═════ RECORD EXCERPTS
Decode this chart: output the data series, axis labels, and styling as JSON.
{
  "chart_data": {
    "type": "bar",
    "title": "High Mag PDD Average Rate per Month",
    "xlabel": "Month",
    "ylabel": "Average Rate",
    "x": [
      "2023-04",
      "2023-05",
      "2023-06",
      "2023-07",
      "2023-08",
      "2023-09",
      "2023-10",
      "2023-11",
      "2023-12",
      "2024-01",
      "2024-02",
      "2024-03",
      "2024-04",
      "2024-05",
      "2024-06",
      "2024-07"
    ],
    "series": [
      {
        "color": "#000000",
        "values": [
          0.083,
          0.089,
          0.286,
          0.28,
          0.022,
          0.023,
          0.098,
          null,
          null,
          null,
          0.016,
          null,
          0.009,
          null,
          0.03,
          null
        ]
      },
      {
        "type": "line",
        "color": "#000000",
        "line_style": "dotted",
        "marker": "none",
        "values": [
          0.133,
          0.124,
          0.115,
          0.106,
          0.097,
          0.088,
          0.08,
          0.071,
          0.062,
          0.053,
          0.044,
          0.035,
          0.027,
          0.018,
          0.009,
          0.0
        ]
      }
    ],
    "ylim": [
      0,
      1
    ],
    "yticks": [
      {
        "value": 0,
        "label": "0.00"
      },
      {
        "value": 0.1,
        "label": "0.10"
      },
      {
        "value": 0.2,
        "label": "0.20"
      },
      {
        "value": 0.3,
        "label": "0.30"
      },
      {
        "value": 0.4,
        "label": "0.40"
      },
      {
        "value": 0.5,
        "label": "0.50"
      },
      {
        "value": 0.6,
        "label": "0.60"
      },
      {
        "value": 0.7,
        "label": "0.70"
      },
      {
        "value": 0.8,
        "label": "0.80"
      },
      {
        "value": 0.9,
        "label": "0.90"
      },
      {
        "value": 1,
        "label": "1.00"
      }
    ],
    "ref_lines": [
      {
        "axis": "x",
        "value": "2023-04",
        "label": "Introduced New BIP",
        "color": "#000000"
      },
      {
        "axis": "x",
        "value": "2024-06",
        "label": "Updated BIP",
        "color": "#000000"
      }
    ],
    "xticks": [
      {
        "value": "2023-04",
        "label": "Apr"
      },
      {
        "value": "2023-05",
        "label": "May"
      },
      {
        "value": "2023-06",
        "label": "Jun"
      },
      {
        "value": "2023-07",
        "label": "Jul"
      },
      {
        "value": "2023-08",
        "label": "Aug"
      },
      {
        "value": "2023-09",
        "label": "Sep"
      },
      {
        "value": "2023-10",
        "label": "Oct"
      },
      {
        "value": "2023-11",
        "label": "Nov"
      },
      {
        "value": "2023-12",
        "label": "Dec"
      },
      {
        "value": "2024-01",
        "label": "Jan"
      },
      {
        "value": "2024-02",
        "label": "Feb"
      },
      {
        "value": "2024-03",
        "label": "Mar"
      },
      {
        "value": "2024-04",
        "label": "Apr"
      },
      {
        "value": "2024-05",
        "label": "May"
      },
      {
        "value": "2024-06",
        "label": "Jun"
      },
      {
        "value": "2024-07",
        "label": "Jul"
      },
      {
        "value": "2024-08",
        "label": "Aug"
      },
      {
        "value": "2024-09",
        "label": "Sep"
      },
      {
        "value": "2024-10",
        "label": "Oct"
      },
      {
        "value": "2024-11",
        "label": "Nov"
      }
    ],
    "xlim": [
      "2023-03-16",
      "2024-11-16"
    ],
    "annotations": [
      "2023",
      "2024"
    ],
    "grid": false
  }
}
══════════
### STATED GOAL
Find and count the lines of the data that include the string "Rate", and report that figure by itself.

### EXPECTED ANSWER
2